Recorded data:
————
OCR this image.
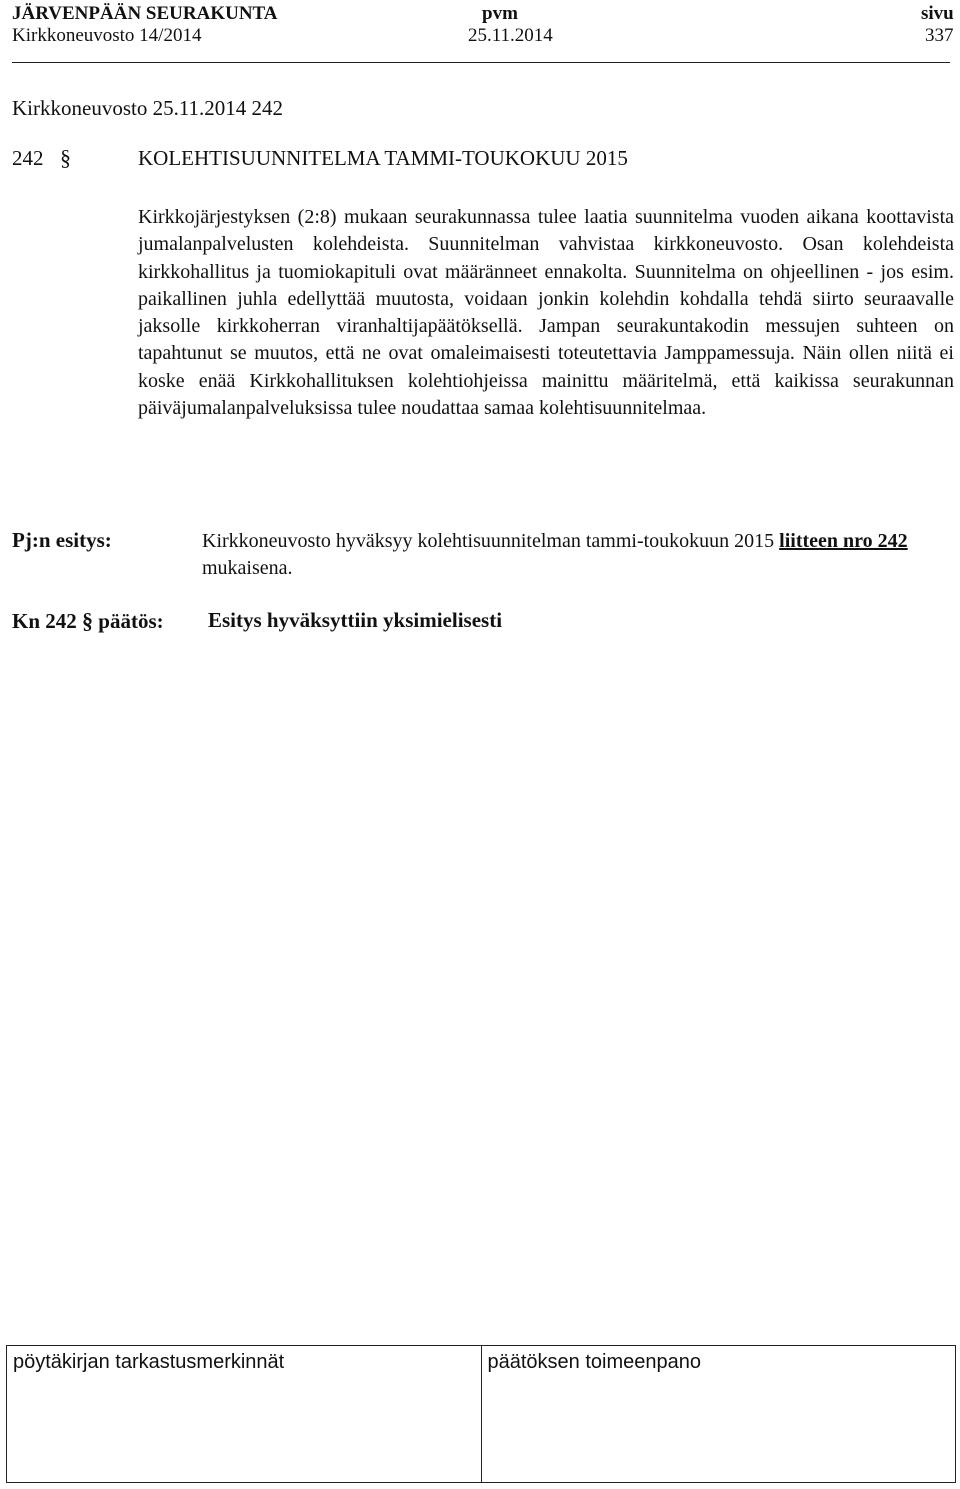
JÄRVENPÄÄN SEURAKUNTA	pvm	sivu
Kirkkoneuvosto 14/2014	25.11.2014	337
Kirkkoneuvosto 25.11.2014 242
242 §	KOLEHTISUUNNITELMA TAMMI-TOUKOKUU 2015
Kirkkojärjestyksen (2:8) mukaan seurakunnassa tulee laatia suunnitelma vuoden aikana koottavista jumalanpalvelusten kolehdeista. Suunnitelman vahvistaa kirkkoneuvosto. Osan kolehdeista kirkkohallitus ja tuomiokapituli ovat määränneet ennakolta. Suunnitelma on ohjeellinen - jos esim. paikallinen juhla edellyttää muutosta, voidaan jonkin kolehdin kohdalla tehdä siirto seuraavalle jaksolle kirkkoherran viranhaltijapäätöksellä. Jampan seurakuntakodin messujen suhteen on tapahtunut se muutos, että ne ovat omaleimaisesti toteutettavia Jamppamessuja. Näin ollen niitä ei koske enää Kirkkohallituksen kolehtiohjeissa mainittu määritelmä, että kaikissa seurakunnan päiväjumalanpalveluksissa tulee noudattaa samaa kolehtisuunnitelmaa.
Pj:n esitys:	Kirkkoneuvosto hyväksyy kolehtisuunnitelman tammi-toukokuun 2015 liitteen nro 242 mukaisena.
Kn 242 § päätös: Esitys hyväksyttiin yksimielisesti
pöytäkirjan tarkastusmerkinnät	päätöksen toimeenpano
————
SET TASK
Without the pictures, retype the whole of the material above exactly.

EXPECTED ANSWER
OCR this image.
JÄRVENPÄÄN SEURAKUNTA	pvm	sivu
Kirkkoneuvosto 14/2014	25.11.2014	337
Kirkkoneuvosto 25.11.2014 242
242 §	KOLEHTISUUNNITELMA TAMMI-TOUKOKUU 2015
Kirkkojärjestyksen (2:8) mukaan seurakunnassa tulee laatia suunnitelma vuoden aikana koottavista jumalanpalvelusten kolehdeista. Suunnitelman vahvistaa kirkkoneuvosto. Osan kolehdeista kirkkohallitus ja tuomiokapituli ovat määränneet ennakolta. Suunnitelma on ohjeellinen - jos esim. paikallinen juhla edellyttää muutosta, voidaan jonkin kolehdin kohdalla tehdä siirto seuraavalle jaksolle kirkkoherran viranhaltijapäätöksellä. Jampan seurakuntakodin messujen suhteen on tapahtunut se muutos, että ne ovat omaleimaisesti toteutettavia Jamppamessuja. Näin ollen niitä ei koske enää Kirkkohallituksen kolehtiohjeissa mainittu määritelmä, että kaikissa seurakunnan päiväjumalanpalveluksissa tulee noudattaa samaa kolehtisuunnitelmaa.
Pj:n esitys:	Kirkkoneuvosto hyväksyy kolehtisuunnitelman tammi-toukokuun 2015 liitteen nro 242 mukaisena.
Kn 242 § päätös: Esitys hyväksyttiin yksimielisesti
pöytäkirjan tarkastusmerkinnät	päätöksen toimeenpano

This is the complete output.